> _Problem_:
Collect from the data below each line with "Styles".
════
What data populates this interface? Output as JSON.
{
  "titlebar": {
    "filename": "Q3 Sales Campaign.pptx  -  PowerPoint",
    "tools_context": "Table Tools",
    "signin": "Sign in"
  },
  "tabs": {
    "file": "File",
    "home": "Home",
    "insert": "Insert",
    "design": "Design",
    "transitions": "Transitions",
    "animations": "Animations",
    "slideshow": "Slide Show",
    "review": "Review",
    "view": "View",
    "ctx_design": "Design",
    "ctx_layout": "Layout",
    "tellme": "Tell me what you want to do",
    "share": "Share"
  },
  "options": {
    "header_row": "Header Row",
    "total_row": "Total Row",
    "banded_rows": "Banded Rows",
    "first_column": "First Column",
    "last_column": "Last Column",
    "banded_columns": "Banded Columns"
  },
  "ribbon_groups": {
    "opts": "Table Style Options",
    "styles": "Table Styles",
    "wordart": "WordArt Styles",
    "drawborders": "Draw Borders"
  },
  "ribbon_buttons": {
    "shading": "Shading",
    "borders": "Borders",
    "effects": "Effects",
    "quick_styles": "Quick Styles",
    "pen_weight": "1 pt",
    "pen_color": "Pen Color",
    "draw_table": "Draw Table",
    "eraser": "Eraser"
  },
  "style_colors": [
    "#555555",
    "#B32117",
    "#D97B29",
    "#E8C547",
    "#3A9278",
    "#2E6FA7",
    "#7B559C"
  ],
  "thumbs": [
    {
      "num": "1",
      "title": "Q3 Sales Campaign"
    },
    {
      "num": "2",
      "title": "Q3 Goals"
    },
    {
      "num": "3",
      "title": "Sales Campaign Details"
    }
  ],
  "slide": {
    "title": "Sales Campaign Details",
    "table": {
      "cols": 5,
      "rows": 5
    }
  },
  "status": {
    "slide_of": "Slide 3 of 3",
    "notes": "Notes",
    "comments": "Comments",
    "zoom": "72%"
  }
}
════
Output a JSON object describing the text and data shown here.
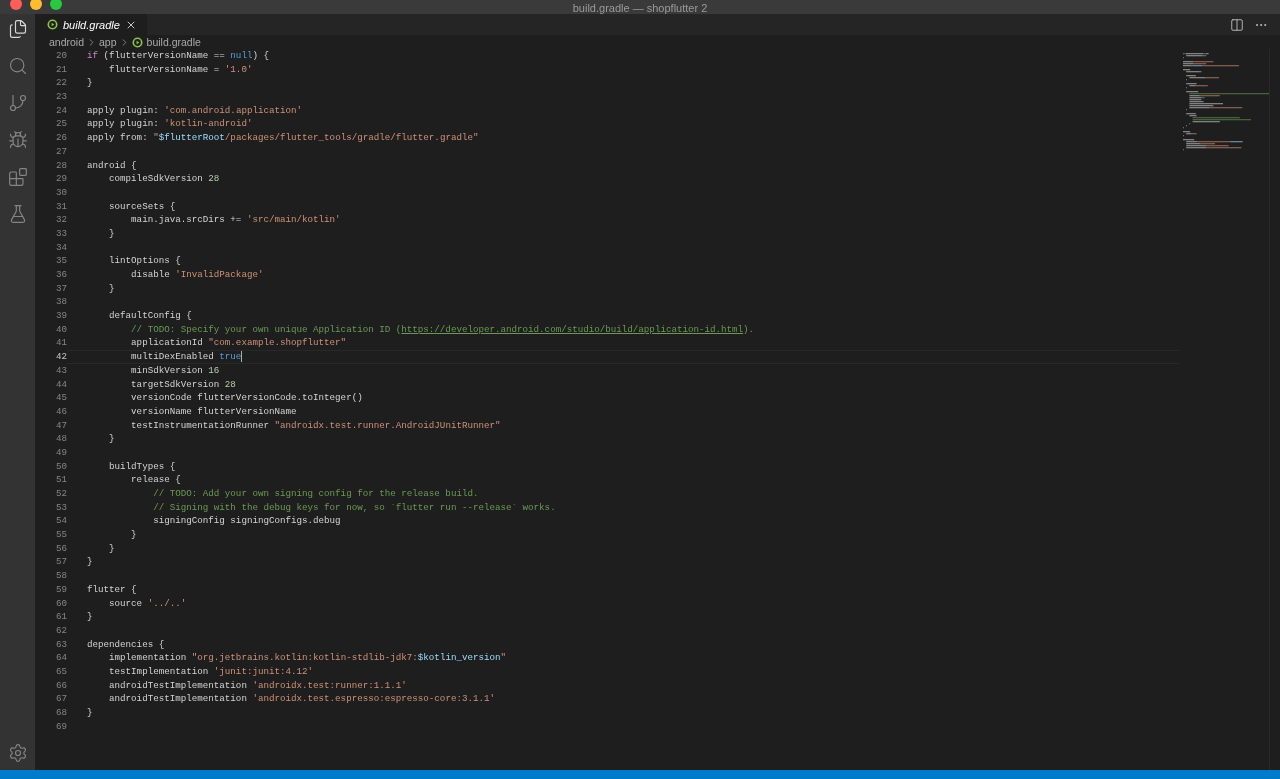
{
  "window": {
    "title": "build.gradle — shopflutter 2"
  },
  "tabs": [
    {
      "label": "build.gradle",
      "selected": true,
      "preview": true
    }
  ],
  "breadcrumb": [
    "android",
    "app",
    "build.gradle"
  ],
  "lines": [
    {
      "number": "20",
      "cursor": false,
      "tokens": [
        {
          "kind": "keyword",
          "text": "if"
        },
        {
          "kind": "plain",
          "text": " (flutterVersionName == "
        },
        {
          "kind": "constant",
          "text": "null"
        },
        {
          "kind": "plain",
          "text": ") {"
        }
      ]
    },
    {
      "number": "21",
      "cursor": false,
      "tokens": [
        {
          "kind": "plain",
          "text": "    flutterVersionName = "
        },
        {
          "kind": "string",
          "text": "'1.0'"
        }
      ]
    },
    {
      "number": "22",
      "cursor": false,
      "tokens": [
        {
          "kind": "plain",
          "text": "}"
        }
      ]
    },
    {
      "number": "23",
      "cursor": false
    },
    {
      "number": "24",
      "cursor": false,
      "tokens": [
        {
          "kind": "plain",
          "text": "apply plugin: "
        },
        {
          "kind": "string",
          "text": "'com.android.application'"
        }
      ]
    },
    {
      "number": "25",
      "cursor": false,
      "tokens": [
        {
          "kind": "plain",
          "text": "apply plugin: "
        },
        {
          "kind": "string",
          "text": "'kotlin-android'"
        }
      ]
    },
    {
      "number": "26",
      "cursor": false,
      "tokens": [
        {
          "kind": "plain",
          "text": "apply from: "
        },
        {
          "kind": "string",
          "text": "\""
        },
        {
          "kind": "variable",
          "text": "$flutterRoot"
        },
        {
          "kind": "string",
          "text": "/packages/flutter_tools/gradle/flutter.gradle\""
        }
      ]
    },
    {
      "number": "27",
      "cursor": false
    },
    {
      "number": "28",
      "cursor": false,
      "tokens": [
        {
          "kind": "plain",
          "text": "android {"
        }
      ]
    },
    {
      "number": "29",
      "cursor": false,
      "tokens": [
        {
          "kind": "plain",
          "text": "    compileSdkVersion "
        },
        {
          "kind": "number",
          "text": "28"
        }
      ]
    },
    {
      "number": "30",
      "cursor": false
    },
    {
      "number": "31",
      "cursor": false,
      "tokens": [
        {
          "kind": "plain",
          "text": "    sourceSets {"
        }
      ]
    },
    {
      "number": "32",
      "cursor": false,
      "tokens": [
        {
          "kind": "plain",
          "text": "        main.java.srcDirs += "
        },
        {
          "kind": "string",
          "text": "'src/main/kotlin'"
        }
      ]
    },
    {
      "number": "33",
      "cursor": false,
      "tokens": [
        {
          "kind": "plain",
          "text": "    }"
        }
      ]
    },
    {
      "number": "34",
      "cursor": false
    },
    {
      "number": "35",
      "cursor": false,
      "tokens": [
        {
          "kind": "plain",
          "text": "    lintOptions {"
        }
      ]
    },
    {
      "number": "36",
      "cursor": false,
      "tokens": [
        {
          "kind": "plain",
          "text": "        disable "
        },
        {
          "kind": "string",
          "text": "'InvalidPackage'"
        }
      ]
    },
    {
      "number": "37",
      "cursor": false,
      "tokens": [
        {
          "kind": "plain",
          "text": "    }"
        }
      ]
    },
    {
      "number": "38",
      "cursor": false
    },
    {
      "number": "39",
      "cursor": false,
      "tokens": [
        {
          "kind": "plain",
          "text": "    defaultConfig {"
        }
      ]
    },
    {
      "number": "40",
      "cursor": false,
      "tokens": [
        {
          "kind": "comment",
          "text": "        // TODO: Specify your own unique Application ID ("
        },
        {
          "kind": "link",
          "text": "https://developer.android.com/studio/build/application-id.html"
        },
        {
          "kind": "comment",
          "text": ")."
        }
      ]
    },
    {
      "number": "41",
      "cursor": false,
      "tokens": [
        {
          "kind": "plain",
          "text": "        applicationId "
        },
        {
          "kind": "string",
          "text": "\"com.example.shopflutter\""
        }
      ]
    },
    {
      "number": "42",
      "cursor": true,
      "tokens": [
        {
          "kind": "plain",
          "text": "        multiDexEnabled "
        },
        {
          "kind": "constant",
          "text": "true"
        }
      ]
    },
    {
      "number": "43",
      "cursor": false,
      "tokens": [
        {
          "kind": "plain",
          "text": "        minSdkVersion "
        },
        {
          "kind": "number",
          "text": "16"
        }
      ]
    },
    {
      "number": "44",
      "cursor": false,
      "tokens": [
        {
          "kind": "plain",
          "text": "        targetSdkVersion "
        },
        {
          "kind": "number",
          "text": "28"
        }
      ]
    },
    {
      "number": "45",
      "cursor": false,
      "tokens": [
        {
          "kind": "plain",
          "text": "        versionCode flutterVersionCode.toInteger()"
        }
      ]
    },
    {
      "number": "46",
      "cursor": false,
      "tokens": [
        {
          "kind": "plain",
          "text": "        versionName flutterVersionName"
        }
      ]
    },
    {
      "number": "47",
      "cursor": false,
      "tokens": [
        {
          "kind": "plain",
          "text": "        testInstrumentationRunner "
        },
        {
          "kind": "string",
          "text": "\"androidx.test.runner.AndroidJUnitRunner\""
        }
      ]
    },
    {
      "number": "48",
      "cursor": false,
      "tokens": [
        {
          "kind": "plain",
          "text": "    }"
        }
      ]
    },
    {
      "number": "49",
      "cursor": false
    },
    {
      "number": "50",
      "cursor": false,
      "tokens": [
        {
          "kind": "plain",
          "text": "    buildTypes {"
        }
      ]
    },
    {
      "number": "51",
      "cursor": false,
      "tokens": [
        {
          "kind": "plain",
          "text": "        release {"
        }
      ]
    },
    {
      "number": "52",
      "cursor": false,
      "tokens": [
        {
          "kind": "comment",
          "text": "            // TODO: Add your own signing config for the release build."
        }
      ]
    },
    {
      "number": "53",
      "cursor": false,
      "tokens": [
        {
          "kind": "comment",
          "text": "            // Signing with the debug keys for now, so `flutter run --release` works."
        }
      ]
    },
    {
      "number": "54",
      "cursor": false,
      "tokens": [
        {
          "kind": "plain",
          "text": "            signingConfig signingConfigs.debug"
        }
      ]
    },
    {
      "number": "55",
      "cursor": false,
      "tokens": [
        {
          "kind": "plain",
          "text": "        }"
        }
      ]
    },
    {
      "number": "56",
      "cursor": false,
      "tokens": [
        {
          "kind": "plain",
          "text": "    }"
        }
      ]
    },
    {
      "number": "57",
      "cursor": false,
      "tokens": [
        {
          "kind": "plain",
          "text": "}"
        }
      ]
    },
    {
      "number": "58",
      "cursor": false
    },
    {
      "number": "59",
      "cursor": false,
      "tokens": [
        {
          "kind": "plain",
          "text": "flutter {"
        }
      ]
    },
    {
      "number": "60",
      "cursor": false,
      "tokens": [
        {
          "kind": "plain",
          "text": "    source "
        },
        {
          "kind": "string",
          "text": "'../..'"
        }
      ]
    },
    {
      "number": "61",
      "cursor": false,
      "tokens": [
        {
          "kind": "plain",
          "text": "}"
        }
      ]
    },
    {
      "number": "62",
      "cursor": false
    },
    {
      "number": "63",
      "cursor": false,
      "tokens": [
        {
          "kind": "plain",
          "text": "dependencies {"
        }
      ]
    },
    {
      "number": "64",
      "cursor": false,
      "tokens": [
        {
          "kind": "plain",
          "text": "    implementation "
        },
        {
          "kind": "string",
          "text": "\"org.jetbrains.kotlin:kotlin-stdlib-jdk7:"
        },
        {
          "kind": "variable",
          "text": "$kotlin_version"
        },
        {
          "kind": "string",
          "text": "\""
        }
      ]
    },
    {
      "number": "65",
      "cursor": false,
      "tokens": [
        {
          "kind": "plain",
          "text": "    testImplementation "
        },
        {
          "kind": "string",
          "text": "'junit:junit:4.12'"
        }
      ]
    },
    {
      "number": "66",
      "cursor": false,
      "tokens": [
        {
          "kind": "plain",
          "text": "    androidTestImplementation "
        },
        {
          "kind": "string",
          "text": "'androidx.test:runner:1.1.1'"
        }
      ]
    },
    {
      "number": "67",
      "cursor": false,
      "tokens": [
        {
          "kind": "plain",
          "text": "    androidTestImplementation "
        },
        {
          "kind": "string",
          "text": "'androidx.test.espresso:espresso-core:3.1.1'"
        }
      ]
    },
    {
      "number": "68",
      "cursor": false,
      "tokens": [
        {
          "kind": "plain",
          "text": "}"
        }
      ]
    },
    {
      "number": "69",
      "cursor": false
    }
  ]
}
════
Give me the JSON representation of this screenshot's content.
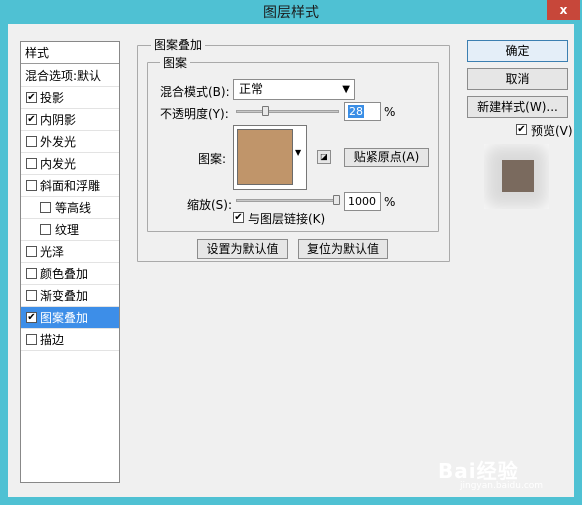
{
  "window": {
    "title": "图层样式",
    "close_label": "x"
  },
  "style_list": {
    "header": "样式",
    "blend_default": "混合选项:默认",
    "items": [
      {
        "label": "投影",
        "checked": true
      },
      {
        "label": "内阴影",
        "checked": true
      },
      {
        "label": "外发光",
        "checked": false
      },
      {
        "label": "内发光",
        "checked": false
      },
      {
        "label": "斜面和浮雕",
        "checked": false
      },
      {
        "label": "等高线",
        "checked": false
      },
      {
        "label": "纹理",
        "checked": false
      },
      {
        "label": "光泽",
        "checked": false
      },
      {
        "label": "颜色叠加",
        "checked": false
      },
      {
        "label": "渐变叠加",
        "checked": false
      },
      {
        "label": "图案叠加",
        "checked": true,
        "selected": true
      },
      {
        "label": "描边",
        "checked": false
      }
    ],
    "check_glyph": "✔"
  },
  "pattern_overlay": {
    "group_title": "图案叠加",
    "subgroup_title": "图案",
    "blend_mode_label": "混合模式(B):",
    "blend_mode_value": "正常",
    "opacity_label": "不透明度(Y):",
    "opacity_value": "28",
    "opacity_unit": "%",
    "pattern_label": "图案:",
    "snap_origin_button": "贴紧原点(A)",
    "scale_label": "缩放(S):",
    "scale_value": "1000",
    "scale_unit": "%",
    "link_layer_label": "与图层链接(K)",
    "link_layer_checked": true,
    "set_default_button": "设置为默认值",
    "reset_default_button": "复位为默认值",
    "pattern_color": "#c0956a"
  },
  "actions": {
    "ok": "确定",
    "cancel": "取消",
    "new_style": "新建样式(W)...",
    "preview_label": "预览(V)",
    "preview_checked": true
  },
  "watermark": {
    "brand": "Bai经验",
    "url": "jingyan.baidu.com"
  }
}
════
> _Exercise answer_:
    "styles": "Table Styles",
    "wordart": "WordArt Styles",
    "quick_styles": "Quick Styles",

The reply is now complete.